▶ [WHAT TO DO]: Everything from the line containing "OCR this image." through the last line of the records must be returned verbatim, and nothing outside that range.

++++ INFORMATION SHOWN

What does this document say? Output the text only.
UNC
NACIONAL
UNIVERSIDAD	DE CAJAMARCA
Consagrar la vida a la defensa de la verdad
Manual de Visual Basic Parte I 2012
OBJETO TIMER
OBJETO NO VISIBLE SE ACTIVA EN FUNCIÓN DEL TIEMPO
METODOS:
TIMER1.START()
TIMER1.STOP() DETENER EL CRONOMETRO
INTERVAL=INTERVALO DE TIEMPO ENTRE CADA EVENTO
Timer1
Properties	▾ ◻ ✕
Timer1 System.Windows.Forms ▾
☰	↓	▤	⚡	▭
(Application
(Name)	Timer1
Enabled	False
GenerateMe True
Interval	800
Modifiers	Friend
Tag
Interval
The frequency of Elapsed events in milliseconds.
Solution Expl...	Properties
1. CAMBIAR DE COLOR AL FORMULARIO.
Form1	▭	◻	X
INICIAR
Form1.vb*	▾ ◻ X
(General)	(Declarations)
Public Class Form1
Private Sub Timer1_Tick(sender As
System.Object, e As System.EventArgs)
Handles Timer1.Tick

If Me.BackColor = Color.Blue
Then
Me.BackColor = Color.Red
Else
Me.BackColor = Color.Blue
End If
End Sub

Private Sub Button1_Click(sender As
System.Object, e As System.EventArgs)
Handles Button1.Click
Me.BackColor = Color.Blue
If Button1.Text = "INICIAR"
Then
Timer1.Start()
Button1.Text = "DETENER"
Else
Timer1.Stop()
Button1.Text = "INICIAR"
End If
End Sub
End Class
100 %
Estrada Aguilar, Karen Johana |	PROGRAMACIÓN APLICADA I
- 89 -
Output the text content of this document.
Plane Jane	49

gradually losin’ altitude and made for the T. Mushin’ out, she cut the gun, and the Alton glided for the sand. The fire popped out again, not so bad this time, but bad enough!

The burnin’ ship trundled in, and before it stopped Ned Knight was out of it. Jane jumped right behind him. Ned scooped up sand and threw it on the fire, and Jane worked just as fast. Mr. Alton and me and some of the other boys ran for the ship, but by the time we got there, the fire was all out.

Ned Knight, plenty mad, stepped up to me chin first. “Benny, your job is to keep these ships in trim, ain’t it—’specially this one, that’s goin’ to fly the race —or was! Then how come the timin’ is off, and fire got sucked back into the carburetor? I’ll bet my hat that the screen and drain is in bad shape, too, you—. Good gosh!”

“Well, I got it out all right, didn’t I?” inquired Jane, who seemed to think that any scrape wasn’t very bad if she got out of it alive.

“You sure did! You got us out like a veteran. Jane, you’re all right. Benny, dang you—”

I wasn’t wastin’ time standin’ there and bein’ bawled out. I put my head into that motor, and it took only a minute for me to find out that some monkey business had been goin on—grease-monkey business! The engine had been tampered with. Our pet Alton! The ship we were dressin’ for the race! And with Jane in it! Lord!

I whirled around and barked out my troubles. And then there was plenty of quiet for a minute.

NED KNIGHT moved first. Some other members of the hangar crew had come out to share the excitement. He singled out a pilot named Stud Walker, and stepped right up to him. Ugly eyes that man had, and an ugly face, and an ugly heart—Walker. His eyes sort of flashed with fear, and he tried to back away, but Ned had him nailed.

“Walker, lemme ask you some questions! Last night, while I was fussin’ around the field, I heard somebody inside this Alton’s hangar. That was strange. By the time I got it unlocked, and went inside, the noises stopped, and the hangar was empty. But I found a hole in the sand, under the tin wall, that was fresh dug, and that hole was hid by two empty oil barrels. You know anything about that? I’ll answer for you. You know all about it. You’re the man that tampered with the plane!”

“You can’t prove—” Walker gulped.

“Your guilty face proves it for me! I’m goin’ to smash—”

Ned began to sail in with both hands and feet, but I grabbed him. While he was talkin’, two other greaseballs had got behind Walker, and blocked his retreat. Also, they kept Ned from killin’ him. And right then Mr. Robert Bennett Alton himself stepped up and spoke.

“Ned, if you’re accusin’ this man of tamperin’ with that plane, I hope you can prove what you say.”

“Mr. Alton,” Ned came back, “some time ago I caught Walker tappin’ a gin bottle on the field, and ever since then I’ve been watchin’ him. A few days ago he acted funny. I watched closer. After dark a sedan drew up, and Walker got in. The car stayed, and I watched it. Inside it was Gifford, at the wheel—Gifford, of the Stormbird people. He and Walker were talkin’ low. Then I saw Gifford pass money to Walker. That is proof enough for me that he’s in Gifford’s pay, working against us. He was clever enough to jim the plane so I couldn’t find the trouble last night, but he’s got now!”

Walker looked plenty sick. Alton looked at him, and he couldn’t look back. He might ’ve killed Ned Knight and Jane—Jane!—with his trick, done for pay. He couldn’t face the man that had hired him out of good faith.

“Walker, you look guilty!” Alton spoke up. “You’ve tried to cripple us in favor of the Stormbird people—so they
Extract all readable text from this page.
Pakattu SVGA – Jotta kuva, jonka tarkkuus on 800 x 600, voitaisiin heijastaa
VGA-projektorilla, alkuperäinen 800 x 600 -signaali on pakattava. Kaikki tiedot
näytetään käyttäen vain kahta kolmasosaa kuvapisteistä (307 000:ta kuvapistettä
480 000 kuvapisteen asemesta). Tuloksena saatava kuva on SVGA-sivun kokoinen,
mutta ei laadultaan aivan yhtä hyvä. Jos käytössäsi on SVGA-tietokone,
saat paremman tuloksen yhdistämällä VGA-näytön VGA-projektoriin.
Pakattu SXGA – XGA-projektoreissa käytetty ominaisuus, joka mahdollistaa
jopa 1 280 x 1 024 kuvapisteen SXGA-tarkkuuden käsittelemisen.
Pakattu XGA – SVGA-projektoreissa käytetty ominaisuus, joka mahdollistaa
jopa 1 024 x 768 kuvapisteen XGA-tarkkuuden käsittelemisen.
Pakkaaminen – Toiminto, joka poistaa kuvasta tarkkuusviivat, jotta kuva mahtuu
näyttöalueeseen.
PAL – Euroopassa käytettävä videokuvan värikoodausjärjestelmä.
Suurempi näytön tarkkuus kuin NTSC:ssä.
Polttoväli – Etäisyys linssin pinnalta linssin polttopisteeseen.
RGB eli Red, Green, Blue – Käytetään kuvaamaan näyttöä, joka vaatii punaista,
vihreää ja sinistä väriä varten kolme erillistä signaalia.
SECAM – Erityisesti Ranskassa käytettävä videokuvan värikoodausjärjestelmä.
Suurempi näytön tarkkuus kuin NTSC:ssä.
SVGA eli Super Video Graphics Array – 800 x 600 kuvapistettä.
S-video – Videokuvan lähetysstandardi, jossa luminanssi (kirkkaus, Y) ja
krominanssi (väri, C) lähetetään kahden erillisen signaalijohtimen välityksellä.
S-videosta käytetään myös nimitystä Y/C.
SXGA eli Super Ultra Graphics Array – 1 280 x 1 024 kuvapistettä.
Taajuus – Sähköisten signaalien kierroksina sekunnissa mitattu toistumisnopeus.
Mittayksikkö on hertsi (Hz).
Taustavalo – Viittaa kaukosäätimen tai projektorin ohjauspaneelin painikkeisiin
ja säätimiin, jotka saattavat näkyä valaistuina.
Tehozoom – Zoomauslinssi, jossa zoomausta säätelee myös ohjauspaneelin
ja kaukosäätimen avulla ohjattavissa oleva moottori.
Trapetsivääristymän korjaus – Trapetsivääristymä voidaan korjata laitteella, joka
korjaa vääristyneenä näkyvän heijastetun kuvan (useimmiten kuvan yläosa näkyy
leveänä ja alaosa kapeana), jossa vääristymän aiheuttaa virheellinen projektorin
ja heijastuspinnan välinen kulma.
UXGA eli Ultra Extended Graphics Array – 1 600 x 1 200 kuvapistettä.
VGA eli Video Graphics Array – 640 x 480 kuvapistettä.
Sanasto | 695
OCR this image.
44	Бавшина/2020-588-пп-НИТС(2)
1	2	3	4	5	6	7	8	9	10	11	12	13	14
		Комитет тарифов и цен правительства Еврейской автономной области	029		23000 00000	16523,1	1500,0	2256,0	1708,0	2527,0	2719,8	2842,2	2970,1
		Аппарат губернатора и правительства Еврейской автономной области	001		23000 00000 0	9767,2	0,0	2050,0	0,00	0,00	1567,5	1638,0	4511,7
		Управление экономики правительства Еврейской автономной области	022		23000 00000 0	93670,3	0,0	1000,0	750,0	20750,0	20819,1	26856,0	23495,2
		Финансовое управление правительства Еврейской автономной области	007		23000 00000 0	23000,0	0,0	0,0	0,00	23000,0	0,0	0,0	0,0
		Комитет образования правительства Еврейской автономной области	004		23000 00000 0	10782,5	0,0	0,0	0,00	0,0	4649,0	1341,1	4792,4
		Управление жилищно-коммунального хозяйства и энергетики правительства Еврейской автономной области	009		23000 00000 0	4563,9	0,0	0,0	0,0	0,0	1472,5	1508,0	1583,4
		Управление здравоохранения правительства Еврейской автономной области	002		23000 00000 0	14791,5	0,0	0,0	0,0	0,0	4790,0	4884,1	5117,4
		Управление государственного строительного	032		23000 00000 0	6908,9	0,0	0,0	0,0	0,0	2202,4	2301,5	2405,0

++++++++

▶ [TASK OUTPUT]:
OCR this image.
44	Бавшина/2020-588-пп-НИТС(2)
1	2	3	4	5	6	7	8	9	10	11	12	13	14
		Комитет тарифов и цен правительства Еврейской автономной области	029		23000 00000	16523,1	1500,0	2256,0	1708,0	2527,0	2719,8	2842,2	2970,1
		Аппарат губернатора и правительства Еврейской автономной области	001		23000 00000 0	9767,2	0,0	2050,0	0,00	0,00	1567,5	1638,0	4511,7
		Управление экономики правительства Еврейской автономной области	022		23000 00000 0	93670,3	0,0	1000,0	750,0	20750,0	20819,1	26856,0	23495,2
		Финансовое управление правительства Еврейской автономной области	007		23000 00000 0	23000,0	0,0	0,0	0,00	23000,0	0,0	0,0	0,0
		Комитет образования правительства Еврейской автономной области	004		23000 00000 0	10782,5	0,0	0,0	0,00	0,0	4649,0	1341,1	4792,4
		Управление жилищно-коммунального хозяйства и энергетики правительства Еврейской автономной области	009		23000 00000 0	4563,9	0,0	0,0	0,0	0,0	1472,5	1508,0	1583,4
		Управление здравоохранения правительства Еврейской автономной области	002		23000 00000 0	14791,5	0,0	0,0	0,0	0,0	4790,0	4884,1	5117,4
		Управление государственного строительного	032		23000 00000 0	6908,9	0,0	0,0	0,0	0,0	2202,4	2301,5	2405,0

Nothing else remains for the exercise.